— Start —

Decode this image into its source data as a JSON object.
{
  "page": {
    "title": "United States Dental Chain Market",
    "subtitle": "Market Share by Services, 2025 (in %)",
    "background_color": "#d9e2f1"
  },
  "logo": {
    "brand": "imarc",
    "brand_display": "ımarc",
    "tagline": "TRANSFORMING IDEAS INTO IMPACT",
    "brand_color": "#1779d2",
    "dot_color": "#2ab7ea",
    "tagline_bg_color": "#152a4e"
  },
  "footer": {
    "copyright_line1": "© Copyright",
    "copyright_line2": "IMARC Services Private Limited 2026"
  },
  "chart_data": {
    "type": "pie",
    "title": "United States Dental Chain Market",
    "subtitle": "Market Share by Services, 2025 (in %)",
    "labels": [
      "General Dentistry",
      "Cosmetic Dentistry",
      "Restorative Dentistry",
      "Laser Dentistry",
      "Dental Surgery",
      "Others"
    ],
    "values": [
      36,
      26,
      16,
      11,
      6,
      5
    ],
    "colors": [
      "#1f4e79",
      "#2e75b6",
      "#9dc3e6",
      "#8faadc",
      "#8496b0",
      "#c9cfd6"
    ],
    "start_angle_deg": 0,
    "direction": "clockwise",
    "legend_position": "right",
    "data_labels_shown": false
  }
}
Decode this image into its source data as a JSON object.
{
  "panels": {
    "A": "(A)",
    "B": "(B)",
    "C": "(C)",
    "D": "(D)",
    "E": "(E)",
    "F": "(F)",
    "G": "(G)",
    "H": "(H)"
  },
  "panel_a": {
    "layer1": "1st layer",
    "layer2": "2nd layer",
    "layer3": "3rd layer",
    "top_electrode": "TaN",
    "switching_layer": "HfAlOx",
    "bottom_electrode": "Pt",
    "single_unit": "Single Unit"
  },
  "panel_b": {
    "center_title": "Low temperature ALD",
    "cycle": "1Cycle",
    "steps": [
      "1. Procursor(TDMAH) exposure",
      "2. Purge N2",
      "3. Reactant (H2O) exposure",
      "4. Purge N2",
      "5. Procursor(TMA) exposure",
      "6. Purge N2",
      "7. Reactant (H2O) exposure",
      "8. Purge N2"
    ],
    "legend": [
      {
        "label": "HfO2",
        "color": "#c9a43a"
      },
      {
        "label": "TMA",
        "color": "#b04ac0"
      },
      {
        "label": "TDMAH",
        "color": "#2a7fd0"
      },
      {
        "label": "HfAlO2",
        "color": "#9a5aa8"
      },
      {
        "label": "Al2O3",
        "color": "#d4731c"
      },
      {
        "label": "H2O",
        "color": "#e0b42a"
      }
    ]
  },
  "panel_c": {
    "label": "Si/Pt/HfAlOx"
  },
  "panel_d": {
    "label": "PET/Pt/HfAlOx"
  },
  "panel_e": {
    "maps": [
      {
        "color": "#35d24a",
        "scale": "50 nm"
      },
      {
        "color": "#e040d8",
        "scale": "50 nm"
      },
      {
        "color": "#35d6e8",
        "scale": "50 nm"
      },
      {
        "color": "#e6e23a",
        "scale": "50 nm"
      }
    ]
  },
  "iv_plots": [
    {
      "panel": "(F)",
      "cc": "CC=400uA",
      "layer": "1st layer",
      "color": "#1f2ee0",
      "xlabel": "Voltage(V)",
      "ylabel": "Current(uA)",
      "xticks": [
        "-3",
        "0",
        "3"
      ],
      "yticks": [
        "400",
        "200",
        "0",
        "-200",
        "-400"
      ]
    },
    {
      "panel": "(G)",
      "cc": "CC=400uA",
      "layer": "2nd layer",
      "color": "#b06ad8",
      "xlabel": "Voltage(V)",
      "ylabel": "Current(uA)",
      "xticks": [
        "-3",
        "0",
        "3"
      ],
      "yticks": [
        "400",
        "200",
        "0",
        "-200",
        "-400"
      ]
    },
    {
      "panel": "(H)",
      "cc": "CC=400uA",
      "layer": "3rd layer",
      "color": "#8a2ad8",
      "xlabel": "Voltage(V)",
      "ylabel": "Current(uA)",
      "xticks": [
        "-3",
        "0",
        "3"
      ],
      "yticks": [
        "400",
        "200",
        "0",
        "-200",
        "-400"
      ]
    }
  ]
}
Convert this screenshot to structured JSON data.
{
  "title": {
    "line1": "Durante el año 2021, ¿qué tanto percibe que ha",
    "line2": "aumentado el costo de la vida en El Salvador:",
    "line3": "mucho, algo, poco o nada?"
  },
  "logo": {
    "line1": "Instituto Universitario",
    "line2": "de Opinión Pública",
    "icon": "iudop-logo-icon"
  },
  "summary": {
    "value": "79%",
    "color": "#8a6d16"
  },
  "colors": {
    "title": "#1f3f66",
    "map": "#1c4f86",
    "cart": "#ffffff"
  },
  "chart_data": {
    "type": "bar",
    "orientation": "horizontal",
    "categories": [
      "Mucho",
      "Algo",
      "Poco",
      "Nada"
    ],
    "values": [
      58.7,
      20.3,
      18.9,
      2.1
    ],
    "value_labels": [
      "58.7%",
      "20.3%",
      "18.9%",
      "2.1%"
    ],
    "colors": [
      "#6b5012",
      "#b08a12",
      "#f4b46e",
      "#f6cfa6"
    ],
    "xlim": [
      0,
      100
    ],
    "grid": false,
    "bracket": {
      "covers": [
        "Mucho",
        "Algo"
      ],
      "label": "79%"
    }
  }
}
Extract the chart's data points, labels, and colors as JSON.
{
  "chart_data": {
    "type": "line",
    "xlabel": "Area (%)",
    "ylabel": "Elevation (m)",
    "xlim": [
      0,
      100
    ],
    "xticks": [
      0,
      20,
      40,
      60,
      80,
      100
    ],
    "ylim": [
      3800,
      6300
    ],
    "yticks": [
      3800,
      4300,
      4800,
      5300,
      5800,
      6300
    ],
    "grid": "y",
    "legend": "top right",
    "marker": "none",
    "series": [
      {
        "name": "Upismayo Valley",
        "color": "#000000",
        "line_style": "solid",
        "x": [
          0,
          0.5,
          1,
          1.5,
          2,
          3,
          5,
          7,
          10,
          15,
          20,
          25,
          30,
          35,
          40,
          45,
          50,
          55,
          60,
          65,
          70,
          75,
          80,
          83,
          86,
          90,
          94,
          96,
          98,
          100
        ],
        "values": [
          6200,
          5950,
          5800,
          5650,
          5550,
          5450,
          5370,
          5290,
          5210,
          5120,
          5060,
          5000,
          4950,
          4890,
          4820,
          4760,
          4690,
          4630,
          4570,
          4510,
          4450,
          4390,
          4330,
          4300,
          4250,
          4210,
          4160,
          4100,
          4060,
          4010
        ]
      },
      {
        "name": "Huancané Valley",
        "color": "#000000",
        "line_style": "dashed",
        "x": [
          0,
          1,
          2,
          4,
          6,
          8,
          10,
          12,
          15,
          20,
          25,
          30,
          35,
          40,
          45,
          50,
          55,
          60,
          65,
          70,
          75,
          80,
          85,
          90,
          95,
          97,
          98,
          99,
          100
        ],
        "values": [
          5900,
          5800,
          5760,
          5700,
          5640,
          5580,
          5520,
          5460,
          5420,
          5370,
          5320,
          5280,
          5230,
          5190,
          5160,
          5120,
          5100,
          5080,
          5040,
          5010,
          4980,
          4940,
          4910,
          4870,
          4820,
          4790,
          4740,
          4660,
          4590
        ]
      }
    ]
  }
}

— End —

Exercise task: Using the material above, print every entry exactly as written.

Solution to this task:
Decode this image into its source data as a JSON object.
{
  "page": {
    "title": "United States Dental Chain Market",
    "subtitle": "Market Share by Services, 2025 (in %)",
    "background_color": "#d9e2f1"
  },
  "logo": {
    "brand": "imarc",
    "brand_display": "ımarc",
    "tagline": "TRANSFORMING IDEAS INTO IMPACT",
    "brand_color": "#1779d2",
    "dot_color": "#2ab7ea",
    "tagline_bg_color": "#152a4e"
  },
  "footer": {
    "copyright_line1": "© Copyright",
    "copyright_line2": "IMARC Services Private Limited 2026"
  },
  "chart_data": {
    "type": "pie",
    "title": "United States Dental Chain Market",
    "subtitle": "Market Share by Services, 2025 (in %)",
    "labels": [
      "General Dentistry",
      "Cosmetic Dentistry",
      "Restorative Dentistry",
      "Laser Dentistry",
      "Dental Surgery",
      "Others"
    ],
    "values": [
      36,
      26,
      16,
      11,
      6,
      5
    ],
    "colors": [
      "#1f4e79",
      "#2e75b6",
      "#9dc3e6",
      "#8faadc",
      "#8496b0",
      "#c9cfd6"
    ],
    "start_angle_deg": 0,
    "direction": "clockwise",
    "legend_position": "right",
    "data_labels_shown": false
  }
}
Decode this image into its source data as a JSON object.
{
  "panels": {
    "A": "(A)",
    "B": "(B)",
    "C": "(C)",
    "D": "(D)",
    "E": "(E)",
    "F": "(F)",
    "G": "(G)",
    "H": "(H)"
  },
  "panel_a": {
    "layer1": "1st layer",
    "layer2": "2nd layer",
    "layer3": "3rd layer",
    "top_electrode": "TaN",
    "switching_layer": "HfAlOx",
    "bottom_electrode": "Pt",
    "single_unit": "Single Unit"
  },
  "panel_b": {
    "center_title": "Low temperature ALD",
    "cycle": "1Cycle",
    "steps": [
      "1. Procursor(TDMAH) exposure",
      "2. Purge N2",
      "3. Reactant (H2O) exposure",
      "4. Purge N2",
      "5. Procursor(TMA) exposure",
      "6. Purge N2",
      "7. Reactant (H2O) exposure",
      "8. Purge N2"
    ],
    "legend": [
      {
        "label": "HfO2",
        "color": "#c9a43a"
      },
      {
        "label": "TMA",
        "color": "#b04ac0"
      },
      {
        "label": "TDMAH",
        "color": "#2a7fd0"
      },
      {
        "label": "HfAlO2",
        "color": "#9a5aa8"
      },
      {
        "label": "Al2O3",
        "color": "#d4731c"
      },
      {
        "label": "H2O",
        "color": "#e0b42a"
      }
    ]
  },
  "panel_c": {
    "label": "Si/Pt/HfAlOx"
  },
  "panel_d": {
    "label": "PET/Pt/HfAlOx"
  },
  "panel_e": {
    "maps": [
      {
        "color": "#35d24a",
        "scale": "50 nm"
      },
      {
        "color": "#e040d8",
        "scale": "50 nm"
      },
      {
        "color": "#35d6e8",
        "scale": "50 nm"
      },
      {
        "color": "#e6e23a",
        "scale": "50 nm"
      }
    ]
  },
  "iv_plots": [
    {
      "panel": "(F)",
      "cc": "CC=400uA",
      "layer": "1st layer",
      "color": "#1f2ee0",
      "xlabel": "Voltage(V)",
      "ylabel": "Current(uA)",
      "xticks": [
        "-3",
        "0",
        "3"
      ],
      "yticks": [
        "400",
        "200",
        "0",
        "-200",
        "-400"
      ]
    },
    {
      "panel": "(G)",
      "cc": "CC=400uA",
      "layer": "2nd layer",
      "color": "#b06ad8",
      "xlabel": "Voltage(V)",
      "ylabel": "Current(uA)",
      "xticks": [
        "-3",
        "0",
        "3"
      ],
      "yticks": [
        "400",
        "200",
        "0",
        "-200",
        "-400"
      ]
    },
    {
      "panel": "(H)",
      "cc": "CC=400uA",
      "layer": "3rd layer",
      "color": "#8a2ad8",
      "xlabel": "Voltage(V)",
      "ylabel": "Current(uA)",
      "xticks": [
        "-3",
        "0",
        "3"
      ],
      "yticks": [
        "400",
        "200",
        "0",
        "-200",
        "-400"
      ]
    }
  ]
}
Convert this screenshot to structured JSON data.
{
  "title": {
    "line1": "Durante el año 2021, ¿qué tanto percibe que ha",
    "line2": "aumentado el costo de la vida en El Salvador:",
    "line3": "mucho, algo, poco o nada?"
  },
  "logo": {
    "line1": "Instituto Universitario",
    "line2": "de Opinión Pública",
    "icon": "iudop-logo-icon"
  },
  "summary": {
    "value": "79%",
    "color": "#8a6d16"
  },
  "colors": {
    "title": "#1f3f66",
    "map": "#1c4f86",
    "cart": "#ffffff"
  },
  "chart_data": {
    "type": "bar",
    "orientation": "horizontal",
    "categories": [
      "Mucho",
      "Algo",
      "Poco",
      "Nada"
    ],
    "values": [
      58.7,
      20.3,
      18.9,
      2.1
    ],
    "value_labels": [
      "58.7%",
      "20.3%",
      "18.9%",
      "2.1%"
    ],
    "colors": [
      "#6b5012",
      "#b08a12",
      "#f4b46e",
      "#f6cfa6"
    ],
    "xlim": [
      0,
      100
    ],
    "grid": false,
    "bracket": {
      "covers": [
        "Mucho",
        "Algo"
      ],
      "label": "79%"
    }
  }
}
Extract the chart's data points, labels, and colors as JSON.
{
  "chart_data": {
    "type": "line",
    "xlabel": "Area (%)",
    "ylabel": "Elevation (m)",
    "xlim": [
      0,
      100
    ],
    "xticks": [
      0,
      20,
      40,
      60,
      80,
      100
    ],
    "ylim": [
      3800,
      6300
    ],
    "yticks": [
      3800,
      4300,
      4800,
      5300,
      5800,
      6300
    ],
    "grid": "y",
    "legend": "top right",
    "marker": "none",
    "series": [
      {
        "name": "Upismayo Valley",
        "color": "#000000",
        "line_style": "solid",
        "x": [
          0,
          0.5,
          1,
          1.5,
          2,
          3,
          5,
          7,
          10,
          15,
          20,
          25,
          30,
          35,
          40,
          45,
          50,
          55,
          60,
          65,
          70,
          75,
          80,
          83,
          86,
          90,
          94,
          96,
          98,
          100
        ],
        "values": [
          6200,
          5950,
          5800,
          5650,
          5550,
          5450,
          5370,
          5290,
          5210,
          5120,
          5060,
          5000,
          4950,
          4890,
          4820,
          4760,
          4690,
          4630,
          4570,
          4510,
          4450,
          4390,
          4330,
          4300,
          4250,
          4210,
          4160,
          4100,
          4060,
          4010
        ]
      },
      {
        "name": "Huancané Valley",
        "color": "#000000",
        "line_style": "dashed",
        "x": [
          0,
          1,
          2,
          4,
          6,
          8,
          10,
          12,
          15,
          20,
          25,
          30,
          35,
          40,
          45,
          50,
          55,
          60,
          65,
          70,
          75,
          80,
          85,
          90,
          95,
          97,
          98,
          99,
          100
        ],
        "values": [
          5900,
          5800,
          5760,
          5700,
          5640,
          5580,
          5520,
          5460,
          5420,
          5370,
          5320,
          5280,
          5230,
          5190,
          5160,
          5120,
          5100,
          5080,
          5040,
          5010,
          4980,
          4940,
          4910,
          4870,
          4820,
          4790,
          4740,
          4660,
          4590
        ]
      }
    ]
  }
}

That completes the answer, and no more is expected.